◆ Exercises to complete:
[1] In the email thread about the Airflow secrets backend, reproduce verbatim the stretch from "Thanks Jarek for" through "correct AIP).".
[2] Condense the paragraph of the Airflow secrets backend email thread that begins "I have one observation though" into a shorter version that keeps its main points.
[3] Continue the email thread about the Airflow secrets backend from its last line.
Start Selection
Thanks Jarek for adding the PR link.  In addition to forgetting to include
that, I put the wrong AIP number in subject -- fixed now (AIP-33 is the
correct AIP).

I like the name Secrets -- I will let the other ideas percolate and will
look into your suggestion about using the plugin system.


On Sat, Mar 7, 2020 at 8:09 PM Jarek Potiuk <[email protected]>
wrote:

> +1. I like it. And I like the general direction of the name as well not to
> be tied with connections.
>
> I think it's also worth mentioning that there is PR in progress about it
> here: https://github.com/apache/airflow/pull/6376/files
>
> I have one observation though. We might not necessarily go in this
> direction or maybe defer it to later discussion, but I thought about
> extending the use of such CredentialsBackend and make it simply a
> SecretsBackend (that would be a nice solution to discussing various names
> for it :)).  Daniel - you might consider that as a "loose" comment.
End Selection
Start Listed entries
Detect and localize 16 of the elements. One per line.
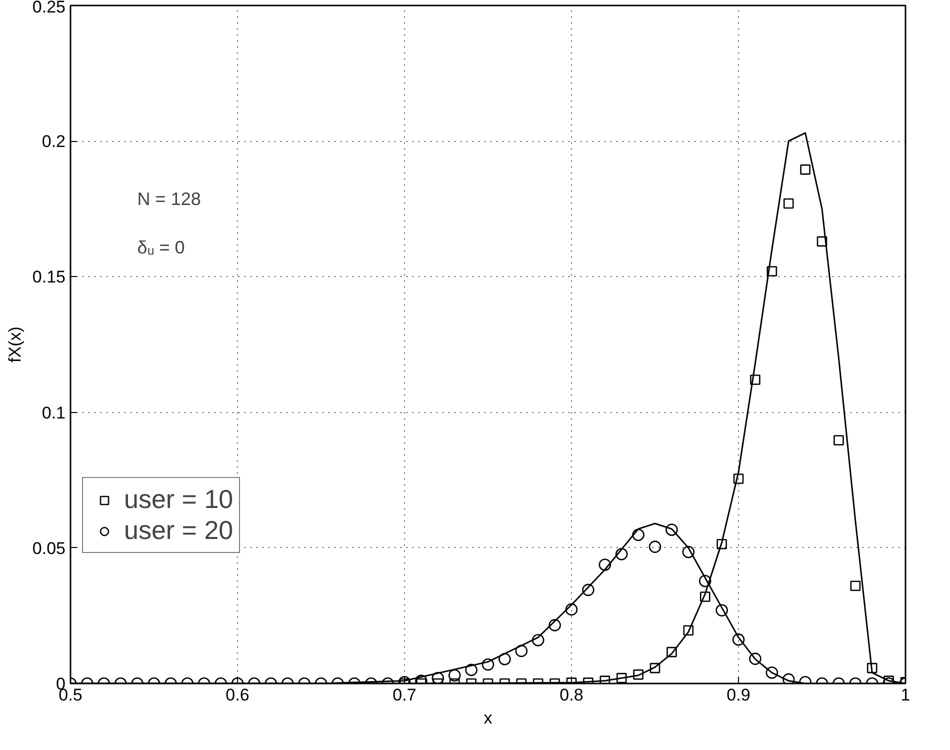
- x-tick-label: 0.6: [226, 686, 250, 704]
- y-tick-label: 0.1: [42, 403, 66, 422]
- x-tick-label: 0.8: [560, 686, 584, 704]
- y-tick-label: 0.25: [32, 0, 66, 16]
- x-tick-label: 1: [900, 686, 910, 704]
- y-axis-title: fX(x): [5, 326, 24, 362]
- x-axis-title: x: [484, 708, 493, 728]
- annotation: N = 128: [137, 188, 201, 209]
- legend-label: user = 10: [124, 484, 234, 515]
- y-tick-label: 0.15: [32, 268, 66, 287]
- legend-label: user = 20: [124, 515, 234, 546]
- annotation: δᵤ = 0: [137, 238, 185, 258]
- y-tick-label: 0.2: [42, 132, 66, 152]
- y-tick-label: 0.05: [32, 538, 66, 558]
- x-tick-label: 0.7: [392, 686, 416, 704]
- x-tick-label: 0.9: [726, 686, 750, 704]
End Listed entries
◆ Expected answers:
[1]
Thanks Jarek for adding the PR link.  In addition to forgetting to include
that, I put the wrong AIP number in subject -- fixed now (AIP-33 is the
correct AIP).

[2] The writer proposes broadening the CredentialsBackend into a more general SecretsBackend, which would also resolve the debate over what to name it. The group need not adopt this and could defer it to a later discussion, and Daniel may treat it as a "loose" comment.

[3]
>
> I do not want to hijack your topic here, so feel free to cut the discussion
> here if you think it's going too far from the original proposal.
>
> Why don't we change it to a bit more generic "SecretsBackend" and provide a
> more generic interface to use by the Hooks/Operators? I think the current
> implementation is not very far from it. Additionally to just providing a
> "get_connection" method it could provide much more generic "get_secret" and
> this would give the Hooks/Operators an opportunity to use it to retrieve
> all various kinds of secrets, not only Connections. We already have a
> half-baked solution for that with the _COMMAND variables and maybe we can
> incorporate this in backwards-compatible way in the "SecretBackend'
> similarly as you did with Metastore and Env Backends.
>
> I think this would be a very handy feature - some of the secrets are not
> necessary in the URI form, they might be much more complex and contain
> better structured data and might be needed or available at different times
> than when connection is retrieved. Often secrets are short-living and they
> should be retrieved "just" before they are used - limiting it only to when
> the Hook is created and only to URI is quite a limitation I think.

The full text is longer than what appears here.